● Set task: In the records below, find each line with the word "Adjusted" and copy it.
═══ Source records
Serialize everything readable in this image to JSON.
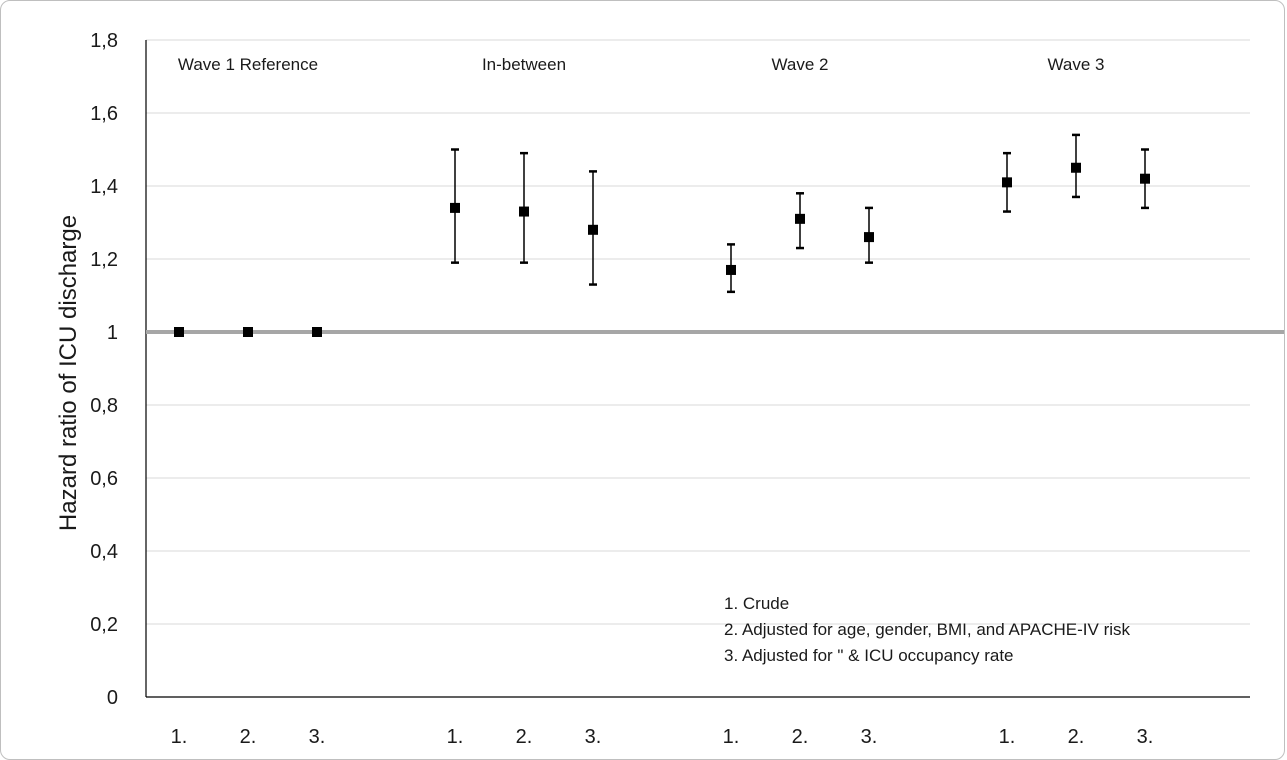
{
  "chart_data": {
    "type": "scatter",
    "ylabel": "Hazard ratio of ICU discharge",
    "xlabel": "",
    "ylim": [
      0,
      1.8
    ],
    "yticks": [
      "0",
      "0,2",
      "0,4",
      "0,6",
      "0,8",
      "1",
      "1,2",
      "1,4",
      "1,6",
      "1,8"
    ],
    "ytick_values": [
      0,
      0.2,
      0.4,
      0.6,
      0.8,
      1.0,
      1.2,
      1.4,
      1.6,
      1.8
    ],
    "grid": true,
    "reference_line": 1.0,
    "groups": [
      {
        "name": "Wave 1 Reference",
        "points": [
          {
            "label": "1.",
            "value": 1.0,
            "lower": 1.0,
            "upper": 1.0
          },
          {
            "label": "2.",
            "value": 1.0,
            "lower": 1.0,
            "upper": 1.0
          },
          {
            "label": "3.",
            "value": 1.0,
            "lower": 1.0,
            "upper": 1.0
          }
        ]
      },
      {
        "name": "In-between",
        "points": [
          {
            "label": "1.",
            "value": 1.34,
            "lower": 1.19,
            "upper": 1.5
          },
          {
            "label": "2.",
            "value": 1.33,
            "lower": 1.19,
            "upper": 1.49
          },
          {
            "label": "3.",
            "value": 1.28,
            "lower": 1.13,
            "upper": 1.44
          }
        ]
      },
      {
        "name": "Wave 2",
        "points": [
          {
            "label": "1.",
            "value": 1.17,
            "lower": 1.11,
            "upper": 1.24
          },
          {
            "label": "2.",
            "value": 1.31,
            "lower": 1.23,
            "upper": 1.38
          },
          {
            "label": "3.",
            "value": 1.26,
            "lower": 1.19,
            "upper": 1.34
          }
        ]
      },
      {
        "name": "Wave 3",
        "points": [
          {
            "label": "1.",
            "value": 1.41,
            "lower": 1.33,
            "upper": 1.49
          },
          {
            "label": "2.",
            "value": 1.45,
            "lower": 1.37,
            "upper": 1.54
          },
          {
            "label": "3.",
            "value": 1.42,
            "lower": 1.34,
            "upper": 1.5
          }
        ]
      }
    ],
    "legend": {
      "placement": "bottom-right",
      "items": [
        "1. Crude",
        "2. Adjusted for age, gender, BMI, and APACHE-IV risk",
        "3. Adjusted for \" & ICU occupancy rate"
      ]
    },
    "colors": {
      "marker": "#000000",
      "grid": "#d9d9d9",
      "reference": "#a6a6a6",
      "axis": "#000000"
    }
  }
}
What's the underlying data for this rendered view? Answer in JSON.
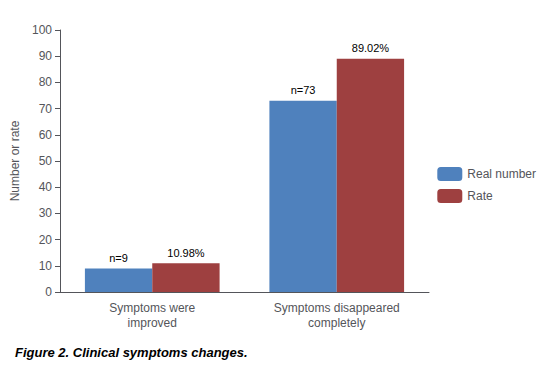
{
  "chart_data": {
    "type": "bar",
    "caption": "Figure 2. Clinical symptoms changes.",
    "categories": [
      "Symptoms were\nimproved",
      "Symptoms disappeared\ncompletely"
    ],
    "series": [
      {
        "name": "Real number",
        "color": "#4F81BD",
        "values": [
          9,
          73
        ],
        "value_labels": [
          "n=9",
          "n=73"
        ]
      },
      {
        "name": "Rate",
        "color": "#9E4040",
        "values": [
          10.98,
          89.02
        ],
        "value_labels": [
          "10.98%",
          "89.02%"
        ]
      }
    ],
    "ylabel": "Number or rate",
    "ylim": [
      0,
      100
    ],
    "yticks": [
      0,
      10,
      20,
      30,
      40,
      50,
      60,
      70,
      80,
      90,
      100
    ],
    "grid": false,
    "legend": "right",
    "data_labels": true
  }
}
══════
● Task result:
        "2. Adjusted for age, gender, BMI, and APACHE-IV risk",
        "3. Adjusted for \" & ICU occupancy rate"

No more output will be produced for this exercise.